* EXERCISE *
Check each line of the records below for the word "Designer" and copy those where it appears.

* RECORD SET *
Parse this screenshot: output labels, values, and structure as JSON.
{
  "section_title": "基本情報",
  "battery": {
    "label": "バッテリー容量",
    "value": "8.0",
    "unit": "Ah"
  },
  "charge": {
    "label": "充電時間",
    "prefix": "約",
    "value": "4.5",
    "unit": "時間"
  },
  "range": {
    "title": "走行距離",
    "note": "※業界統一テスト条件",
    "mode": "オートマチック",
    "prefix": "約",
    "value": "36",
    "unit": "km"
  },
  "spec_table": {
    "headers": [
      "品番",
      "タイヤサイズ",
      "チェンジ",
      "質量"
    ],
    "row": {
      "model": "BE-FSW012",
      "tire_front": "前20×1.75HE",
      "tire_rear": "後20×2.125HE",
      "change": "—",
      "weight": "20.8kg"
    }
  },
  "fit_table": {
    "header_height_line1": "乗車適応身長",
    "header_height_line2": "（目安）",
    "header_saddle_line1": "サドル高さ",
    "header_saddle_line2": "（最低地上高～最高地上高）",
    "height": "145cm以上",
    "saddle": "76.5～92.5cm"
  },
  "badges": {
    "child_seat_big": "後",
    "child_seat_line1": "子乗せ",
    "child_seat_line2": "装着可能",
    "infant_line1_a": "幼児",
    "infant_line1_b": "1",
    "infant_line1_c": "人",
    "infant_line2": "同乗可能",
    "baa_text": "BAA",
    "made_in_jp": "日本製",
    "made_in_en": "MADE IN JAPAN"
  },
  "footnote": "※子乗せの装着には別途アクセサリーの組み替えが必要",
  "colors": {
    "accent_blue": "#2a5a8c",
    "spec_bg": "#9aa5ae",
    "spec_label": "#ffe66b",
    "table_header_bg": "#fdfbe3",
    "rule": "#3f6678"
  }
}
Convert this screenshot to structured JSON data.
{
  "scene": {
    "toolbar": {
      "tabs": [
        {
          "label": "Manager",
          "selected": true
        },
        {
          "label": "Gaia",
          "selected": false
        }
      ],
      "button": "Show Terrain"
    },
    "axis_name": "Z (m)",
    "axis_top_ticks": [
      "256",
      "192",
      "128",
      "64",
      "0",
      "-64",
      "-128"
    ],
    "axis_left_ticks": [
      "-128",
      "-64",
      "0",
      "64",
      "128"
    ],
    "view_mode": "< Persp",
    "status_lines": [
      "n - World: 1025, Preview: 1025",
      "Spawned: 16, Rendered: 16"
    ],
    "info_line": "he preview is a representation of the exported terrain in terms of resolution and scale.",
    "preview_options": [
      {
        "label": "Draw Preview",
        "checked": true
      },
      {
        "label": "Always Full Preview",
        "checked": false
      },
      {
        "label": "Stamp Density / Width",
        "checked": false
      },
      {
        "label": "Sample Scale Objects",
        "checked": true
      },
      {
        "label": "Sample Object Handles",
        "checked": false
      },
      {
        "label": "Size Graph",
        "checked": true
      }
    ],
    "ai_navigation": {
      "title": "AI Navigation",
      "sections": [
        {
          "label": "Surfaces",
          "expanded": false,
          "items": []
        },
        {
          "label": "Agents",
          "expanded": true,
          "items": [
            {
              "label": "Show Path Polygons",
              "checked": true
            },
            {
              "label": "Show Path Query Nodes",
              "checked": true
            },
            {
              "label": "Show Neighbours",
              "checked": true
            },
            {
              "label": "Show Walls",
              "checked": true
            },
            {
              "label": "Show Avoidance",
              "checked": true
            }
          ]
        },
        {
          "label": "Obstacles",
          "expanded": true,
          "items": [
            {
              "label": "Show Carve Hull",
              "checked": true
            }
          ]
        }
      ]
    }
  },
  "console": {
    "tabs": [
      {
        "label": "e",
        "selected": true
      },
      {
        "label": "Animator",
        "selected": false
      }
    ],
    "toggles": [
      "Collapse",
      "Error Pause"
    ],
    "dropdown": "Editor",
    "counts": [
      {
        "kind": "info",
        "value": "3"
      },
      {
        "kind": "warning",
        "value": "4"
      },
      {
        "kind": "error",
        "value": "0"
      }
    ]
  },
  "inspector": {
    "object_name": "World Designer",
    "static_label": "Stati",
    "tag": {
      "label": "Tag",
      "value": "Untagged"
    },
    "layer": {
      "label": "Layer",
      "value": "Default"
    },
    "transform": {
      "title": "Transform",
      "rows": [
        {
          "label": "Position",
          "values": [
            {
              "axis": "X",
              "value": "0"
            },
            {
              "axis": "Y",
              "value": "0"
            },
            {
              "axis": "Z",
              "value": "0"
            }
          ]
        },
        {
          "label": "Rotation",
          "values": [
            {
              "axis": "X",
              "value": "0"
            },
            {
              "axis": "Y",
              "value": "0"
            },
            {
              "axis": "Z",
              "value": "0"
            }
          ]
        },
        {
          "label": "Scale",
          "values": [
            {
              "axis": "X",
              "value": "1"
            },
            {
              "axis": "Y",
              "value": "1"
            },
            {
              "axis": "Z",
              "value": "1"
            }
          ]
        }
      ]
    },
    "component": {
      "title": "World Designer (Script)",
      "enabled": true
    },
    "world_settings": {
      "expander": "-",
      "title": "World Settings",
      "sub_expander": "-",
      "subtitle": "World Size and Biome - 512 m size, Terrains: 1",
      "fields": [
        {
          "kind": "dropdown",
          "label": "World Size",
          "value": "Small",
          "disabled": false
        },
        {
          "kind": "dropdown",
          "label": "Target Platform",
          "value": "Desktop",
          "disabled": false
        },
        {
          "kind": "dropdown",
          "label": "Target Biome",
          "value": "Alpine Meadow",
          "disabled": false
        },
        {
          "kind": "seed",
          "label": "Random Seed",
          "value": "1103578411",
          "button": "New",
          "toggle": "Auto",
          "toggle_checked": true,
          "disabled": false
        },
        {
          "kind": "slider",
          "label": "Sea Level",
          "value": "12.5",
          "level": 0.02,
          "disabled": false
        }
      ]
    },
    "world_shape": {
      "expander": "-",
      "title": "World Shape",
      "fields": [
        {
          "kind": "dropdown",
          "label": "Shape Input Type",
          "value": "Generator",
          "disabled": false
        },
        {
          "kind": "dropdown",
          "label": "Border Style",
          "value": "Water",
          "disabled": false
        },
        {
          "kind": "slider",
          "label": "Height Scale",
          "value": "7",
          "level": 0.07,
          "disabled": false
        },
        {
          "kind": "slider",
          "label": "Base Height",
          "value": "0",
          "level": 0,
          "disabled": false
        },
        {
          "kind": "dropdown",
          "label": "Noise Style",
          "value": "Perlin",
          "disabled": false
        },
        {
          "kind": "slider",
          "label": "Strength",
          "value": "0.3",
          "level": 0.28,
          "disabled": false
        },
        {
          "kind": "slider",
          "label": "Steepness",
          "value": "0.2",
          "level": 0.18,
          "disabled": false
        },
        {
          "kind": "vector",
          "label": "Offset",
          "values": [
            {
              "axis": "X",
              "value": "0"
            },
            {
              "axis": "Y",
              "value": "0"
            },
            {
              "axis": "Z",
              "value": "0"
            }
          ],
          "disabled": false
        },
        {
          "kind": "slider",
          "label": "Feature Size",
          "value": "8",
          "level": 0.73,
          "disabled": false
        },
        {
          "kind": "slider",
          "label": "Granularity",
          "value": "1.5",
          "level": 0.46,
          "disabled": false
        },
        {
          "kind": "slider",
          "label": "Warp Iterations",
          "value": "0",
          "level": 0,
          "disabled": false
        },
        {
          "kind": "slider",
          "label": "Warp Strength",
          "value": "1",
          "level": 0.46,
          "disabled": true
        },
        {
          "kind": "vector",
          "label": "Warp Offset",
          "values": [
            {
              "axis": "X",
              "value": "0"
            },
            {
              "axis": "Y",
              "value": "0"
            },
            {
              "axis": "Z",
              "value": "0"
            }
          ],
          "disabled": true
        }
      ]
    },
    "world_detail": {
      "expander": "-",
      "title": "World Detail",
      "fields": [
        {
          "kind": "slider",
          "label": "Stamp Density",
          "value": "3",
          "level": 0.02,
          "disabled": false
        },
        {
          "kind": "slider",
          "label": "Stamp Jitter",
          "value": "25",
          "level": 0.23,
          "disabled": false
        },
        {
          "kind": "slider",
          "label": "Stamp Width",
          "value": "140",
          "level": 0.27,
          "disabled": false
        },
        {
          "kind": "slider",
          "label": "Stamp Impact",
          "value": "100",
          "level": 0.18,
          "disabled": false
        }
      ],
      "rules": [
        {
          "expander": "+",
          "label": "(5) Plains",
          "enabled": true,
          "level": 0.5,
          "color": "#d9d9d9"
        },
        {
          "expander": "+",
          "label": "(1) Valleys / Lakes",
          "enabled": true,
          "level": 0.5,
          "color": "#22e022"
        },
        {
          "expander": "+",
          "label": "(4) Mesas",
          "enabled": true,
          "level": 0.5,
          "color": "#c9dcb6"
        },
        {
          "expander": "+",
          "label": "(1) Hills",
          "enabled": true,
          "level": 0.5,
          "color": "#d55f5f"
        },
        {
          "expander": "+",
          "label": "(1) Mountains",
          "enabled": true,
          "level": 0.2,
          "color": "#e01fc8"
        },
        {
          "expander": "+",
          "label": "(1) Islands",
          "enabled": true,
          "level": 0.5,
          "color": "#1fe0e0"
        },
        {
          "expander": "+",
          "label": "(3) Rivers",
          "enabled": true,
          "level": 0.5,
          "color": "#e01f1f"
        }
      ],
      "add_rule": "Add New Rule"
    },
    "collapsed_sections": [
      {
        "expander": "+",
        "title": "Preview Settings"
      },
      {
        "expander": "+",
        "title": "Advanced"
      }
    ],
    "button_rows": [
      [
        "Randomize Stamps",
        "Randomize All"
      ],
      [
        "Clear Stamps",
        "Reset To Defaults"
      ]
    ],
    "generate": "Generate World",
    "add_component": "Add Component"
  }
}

* RESULT *
    "object_name": "World Designer",
      "title": "World Designer (Script)",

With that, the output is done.